• _Tarea_
Edita el texto sobre las finanzas de Nacional desde "Nacional y Peñarol" hasta "solventar los directivos.", ambos incluidos, y reemplaza "cimbronazo" por "golpe".

Nacional y Peñarol se odian, pero van de la mano. El año pasado el aurinegro alcanzó la final de la Copa Santander Libertadores y para este el tricolor no quiso ser menos. Se armó como para avanzar hasta la definición, pero tropezó en la primera fase. El cimbronazo sacudió la tesorería del club y en las últimas semanas el presidente Ricardo Alarcón y otros dirigentes desenfundaron sus chequeras para evitar el caos. La clasificación a octavos de final de la Libertadores le hubiera reportado unos US$ 700.000, con lo que podrían haber tapado el hueco de US$ 600.000 que debieron solventar los directivos.
Pero además, el club no cobró en tiempo y forma US$ 690.000 de ANTEL por el patrocinio en la camiseta, US$ 600.000 por los derechos de formación de Nicolás López que el empresario Pablo Bentancur prometió abonar el 31 de enero, más 900.000 euros por el pase de Gustavo Munúa a Deportivo La Coruña y US$ 100.000 por un convenio con los organizadores del recital de Paul McCartney que “se hacen los osos y no nos quieren pagar” expresó un dirigente a El Observador.

• _Material_
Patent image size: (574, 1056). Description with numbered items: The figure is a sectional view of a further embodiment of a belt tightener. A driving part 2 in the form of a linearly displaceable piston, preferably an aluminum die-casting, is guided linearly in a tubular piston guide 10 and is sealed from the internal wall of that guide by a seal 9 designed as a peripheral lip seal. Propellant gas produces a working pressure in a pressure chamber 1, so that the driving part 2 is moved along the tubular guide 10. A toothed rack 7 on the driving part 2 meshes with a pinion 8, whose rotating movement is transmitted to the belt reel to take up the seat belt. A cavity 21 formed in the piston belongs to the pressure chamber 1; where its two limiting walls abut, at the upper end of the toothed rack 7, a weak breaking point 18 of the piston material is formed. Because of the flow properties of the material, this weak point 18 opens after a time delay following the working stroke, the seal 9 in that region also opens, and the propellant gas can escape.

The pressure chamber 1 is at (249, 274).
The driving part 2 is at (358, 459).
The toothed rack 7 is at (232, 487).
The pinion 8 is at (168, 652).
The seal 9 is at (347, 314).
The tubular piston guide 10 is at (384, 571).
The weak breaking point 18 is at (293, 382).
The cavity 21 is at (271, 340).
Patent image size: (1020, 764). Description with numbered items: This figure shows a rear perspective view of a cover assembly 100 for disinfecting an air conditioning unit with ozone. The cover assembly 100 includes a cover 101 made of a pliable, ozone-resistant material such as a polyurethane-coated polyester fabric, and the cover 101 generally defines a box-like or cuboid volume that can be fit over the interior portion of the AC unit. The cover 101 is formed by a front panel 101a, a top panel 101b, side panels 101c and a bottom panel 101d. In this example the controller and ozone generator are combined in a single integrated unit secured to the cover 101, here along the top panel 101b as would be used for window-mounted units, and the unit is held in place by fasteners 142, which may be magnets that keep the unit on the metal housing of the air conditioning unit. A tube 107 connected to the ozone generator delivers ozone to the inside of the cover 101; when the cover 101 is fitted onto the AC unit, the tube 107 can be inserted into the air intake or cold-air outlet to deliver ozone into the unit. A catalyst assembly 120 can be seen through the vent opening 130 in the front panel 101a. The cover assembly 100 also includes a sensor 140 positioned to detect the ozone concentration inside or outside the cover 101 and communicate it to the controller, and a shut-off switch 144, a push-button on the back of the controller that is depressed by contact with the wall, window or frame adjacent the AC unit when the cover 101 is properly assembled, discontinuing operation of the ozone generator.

• _Tarea resuelta_
Nacional y Peñarol se odian, pero van de la mano. El año pasado el aurinegro alcanzó la final de la Copa Santander Libertadores y para este el tricolor no quiso ser menos. Se armó como para avanzar hasta la definición, pero tropezó en la primera fase. El golpe sacudió la tesorería del club y en las últimas semanas el presidente Ricardo Alarcón y otros dirigentes desenfundaron sus chequeras para evitar el caos. La clasificación a octavos de final de la Libertadores le hubiera reportado unos US$ 700.000, con lo que podrían haber tapado el hueco de US$ 600.000 que debieron solventar los directivos.